Stored records
########

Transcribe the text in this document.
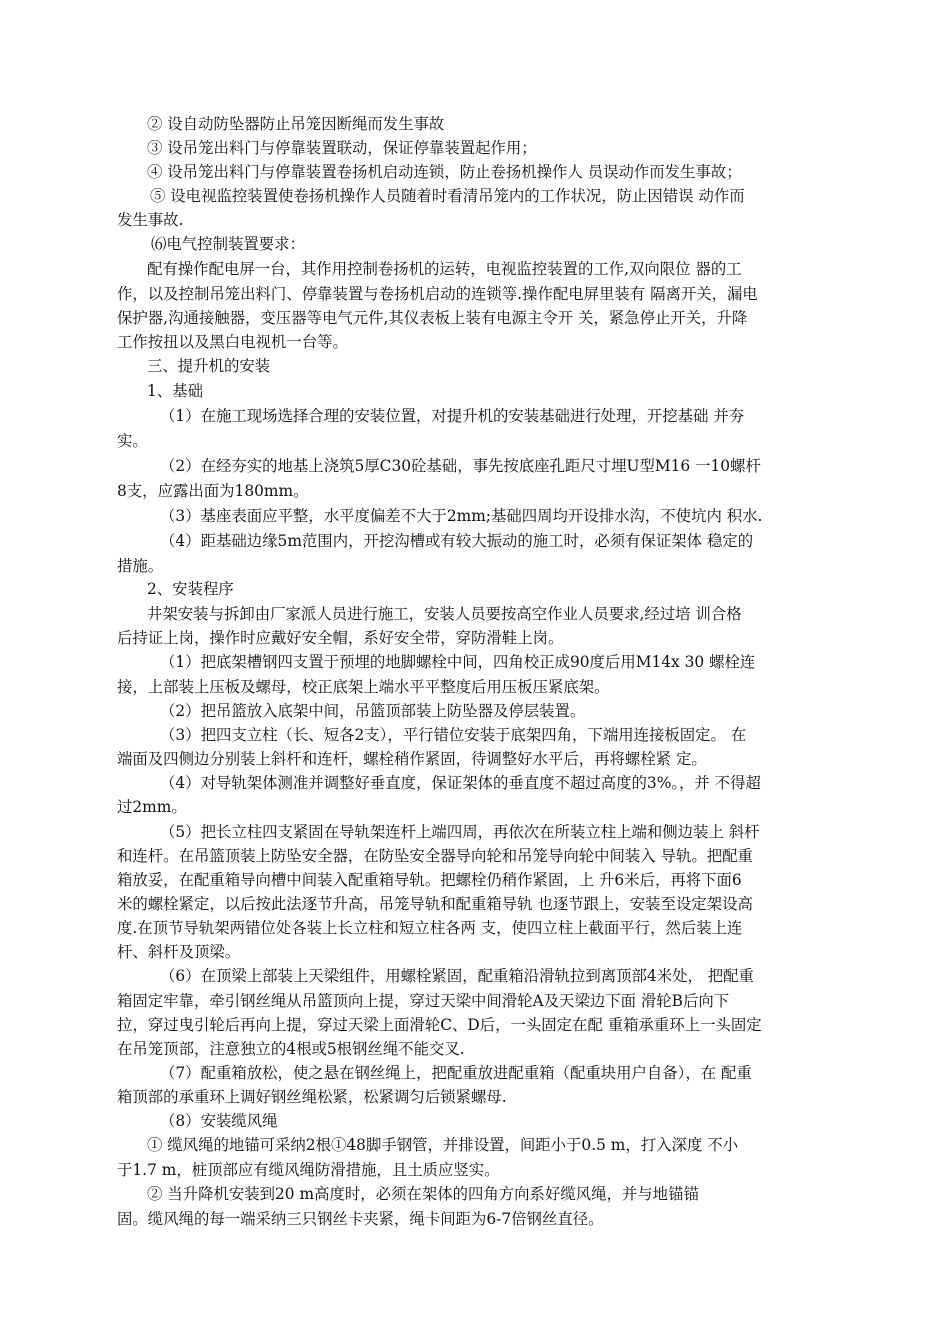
② 设自动防坠器防止吊笼因断绳而发生事故
③ 设吊笼出料门与停靠装置联动，保证停靠装置起作用；
④ 设吊笼出料门与停靠装置卷扬机启动连锁，防止卷扬机操作人 员误动作而发生事故；
⑤ 设电视监控装置使卷扬机操作人员随着时看清吊笼内的工作状况，防止因错误 动作而
发生事故.
⑹电气控制装置要求：
配有操作配电屏一台，其作用控制卷扬机的运转，电视监控装置的工作,双向限位 器的工
作，以及控制吊笼出料门、停靠装置与卷扬机启动的连锁等.操作配电屏里装有 隔离开关，漏电
保护器,沟通接触器，变压器等电气元件,其仪表板上装有电源主令开 关，紧急停止开关，升降
工作按扭以及黑白电视机一台等。
三、提升机的安装
1、基础
（1）在施工现场选择合理的安装位置，对提升机的安装基础进行处理，开挖基础 并夯
实。
（2）在经夯实的地基上浇筑5厚C30砼基础，事先按底座孔距尺寸埋U型M16 一10螺杆
8支，应露出面为180mm。
（3）基座表面应平整，水平度偏差不大于2mm;基础四周均开设排水沟，不使坑内 积水.
（4）距基础边缘5m范围内，开挖沟槽或有较大振动的施工时，必须有保证架体 稳定的
措施。
2、安装程序
井架安装与拆卸由厂家派人员进行施工，安装人员要按高空作业人员要求,经过培 训合格
后持证上岗，操作时应戴好安全帽，系好安全带，穿防滑鞋上岗。
（1）把底架槽钢四支置于预埋的地脚螺栓中间，四角校正成90度后用M14x 30 螺栓连
接，上部装上压板及螺母，校正底架上端水平平整度后用压板压紧底架。
（2）把吊篮放入底架中间，吊篮顶部装上防坠器及停层装置。
（3）把四支立柱（长、短各2支），平行错位安装于底架四角，下端用连接板固定。 在
端面及四侧边分别装上斜杆和连杆，螺栓稍作紧固，待调整好水平后，再将螺栓紧 定。
（4）对导轨架体测准并调整好垂直度，保证架体的垂直度不超过高度的3%。，并 不得超
过2mm。
（5）把长立柱四支紧固在导轨架连杆上端四周，再依次在所装立柱上端和侧边装上 斜杆
和连杆。在吊篮顶装上防坠安全器，在防坠安全器导向轮和吊笼导向轮中间装入 导轨。把配重
箱放妥，在配重箱导向槽中间装入配重箱导轨。把螺栓仍稍作紧固，上 升6米后，再将下面6
米的螺栓紧定，以后按此法逐节升高，吊笼导轨和配重箱导轨 也逐节跟上，安装至设定架设高
度.在顶节导轨架两错位处各装上长立柱和短立柱各两 支，使四立柱上截面平行，然后装上连
杆、斜杆及顶梁。
（6）在顶梁上部装上天梁组件，用螺栓紧固，配重箱沿滑轨拉到离顶部4米处， 把配重
箱固定牢靠，牵引钢丝绳从吊篮顶向上提，穿过天梁中间滑轮A及天梁边下面 滑轮B后向下
拉，穿过曳引轮后再向上提，穿过天梁上面滑轮C、D后，一头固定在配 重箱承重环上一头固定
在吊笼顶部，注意独立的4根或5根钢丝绳不能交叉.
（7）配重箱放松，使之悬在钢丝绳上，把配重放进配重箱（配重块用户自备），在 配重
箱顶部的承重环上调好钢丝绳松紧，松紧调匀后锁紧螺母.
（8）安装缆风绳
① 缆风绳的地锚可采纳2根①48脚手钢管，并排设置，间距小于0.5 m，打入深度 不小
于1.7 m，桩顶部应有缆风绳防滑措施，且土质应竖实。
② 当升降机安装到20 m高度时，必须在架体的四角方向系好缆风绳，并与地锚锚
固。缆风绳的每一端采纳三只钢丝卡夹紧，绳卡间距为6-7倍钢丝直径。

########

Exercise details ::
Keep the pictures out of the copy and write out the data exactly as it stands.

Full solution ::
Transcribe the text in this document.
② 设自动防坠器防止吊笼因断绳而发生事故
③ 设吊笼出料门与停靠装置联动，保证停靠装置起作用；
④ 设吊笼出料门与停靠装置卷扬机启动连锁，防止卷扬机操作人 员误动作而发生事故；
⑤ 设电视监控装置使卷扬机操作人员随着时看清吊笼内的工作状况，防止因错误 动作而
发生事故.
⑹电气控制装置要求：
配有操作配电屏一台，其作用控制卷扬机的运转，电视监控装置的工作,双向限位 器的工
作，以及控制吊笼出料门、停靠装置与卷扬机启动的连锁等.操作配电屏里装有 隔离开关，漏电
保护器,沟通接触器，变压器等电气元件,其仪表板上装有电源主令开 关，紧急停止开关，升降
工作按扭以及黑白电视机一台等。
三、提升机的安装
1、基础
（1）在施工现场选择合理的安装位置，对提升机的安装基础进行处理，开挖基础 并夯
实。
（2）在经夯实的地基上浇筑5厚C30砼基础，事先按底座孔距尺寸埋U型M16 一10螺杆
8支，应露出面为180mm。
（3）基座表面应平整，水平度偏差不大于2mm;基础四周均开设排水沟，不使坑内 积水.
（4）距基础边缘5m范围内，开挖沟槽或有较大振动的施工时，必须有保证架体 稳定的
措施。
2、安装程序
井架安装与拆卸由厂家派人员进行施工，安装人员要按高空作业人员要求,经过培 训合格
后持证上岗，操作时应戴好安全帽，系好安全带，穿防滑鞋上岗。
（1）把底架槽钢四支置于预埋的地脚螺栓中间，四角校正成90度后用M14x 30 螺栓连
接，上部装上压板及螺母，校正底架上端水平平整度后用压板压紧底架。
（2）把吊篮放入底架中间，吊篮顶部装上防坠器及停层装置。
（3）把四支立柱（长、短各2支），平行错位安装于底架四角，下端用连接板固定。 在
端面及四侧边分别装上斜杆和连杆，螺栓稍作紧固，待调整好水平后，再将螺栓紧 定。
（4）对导轨架体测准并调整好垂直度，保证架体的垂直度不超过高度的3%。，并 不得超
过2mm。
（5）把长立柱四支紧固在导轨架连杆上端四周，再依次在所装立柱上端和侧边装上 斜杆
和连杆。在吊篮顶装上防坠安全器，在防坠安全器导向轮和吊笼导向轮中间装入 导轨。把配重
箱放妥，在配重箱导向槽中间装入配重箱导轨。把螺栓仍稍作紧固，上 升6米后，再将下面6
米的螺栓紧定，以后按此法逐节升高，吊笼导轨和配重箱导轨 也逐节跟上，安装至设定架设高
度.在顶节导轨架两错位处各装上长立柱和短立柱各两 支，使四立柱上截面平行，然后装上连
杆、斜杆及顶梁。
（6）在顶梁上部装上天梁组件，用螺栓紧固，配重箱沿滑轨拉到离顶部4米处， 把配重
箱固定牢靠，牵引钢丝绳从吊篮顶向上提，穿过天梁中间滑轮A及天梁边下面 滑轮B后向下
拉，穿过曳引轮后再向上提，穿过天梁上面滑轮C、D后，一头固定在配 重箱承重环上一头固定
在吊笼顶部，注意独立的4根或5根钢丝绳不能交叉.
（7）配重箱放松，使之悬在钢丝绳上，把配重放进配重箱（配重块用户自备），在 配重
箱顶部的承重环上调好钢丝绳松紧，松紧调匀后锁紧螺母.
（8）安装缆风绳
① 缆风绳的地锚可采纳2根①48脚手钢管，并排设置，间距小于0.5 m，打入深度 不小
于1.7 m，桩顶部应有缆风绳防滑措施，且土质应竖实。
② 当升降机安装到20 m高度时，必须在架体的四角方向系好缆风绳，并与地锚锚
固。缆风绳的每一端采纳三只钢丝卡夹紧，绳卡间距为6-7倍钢丝直径。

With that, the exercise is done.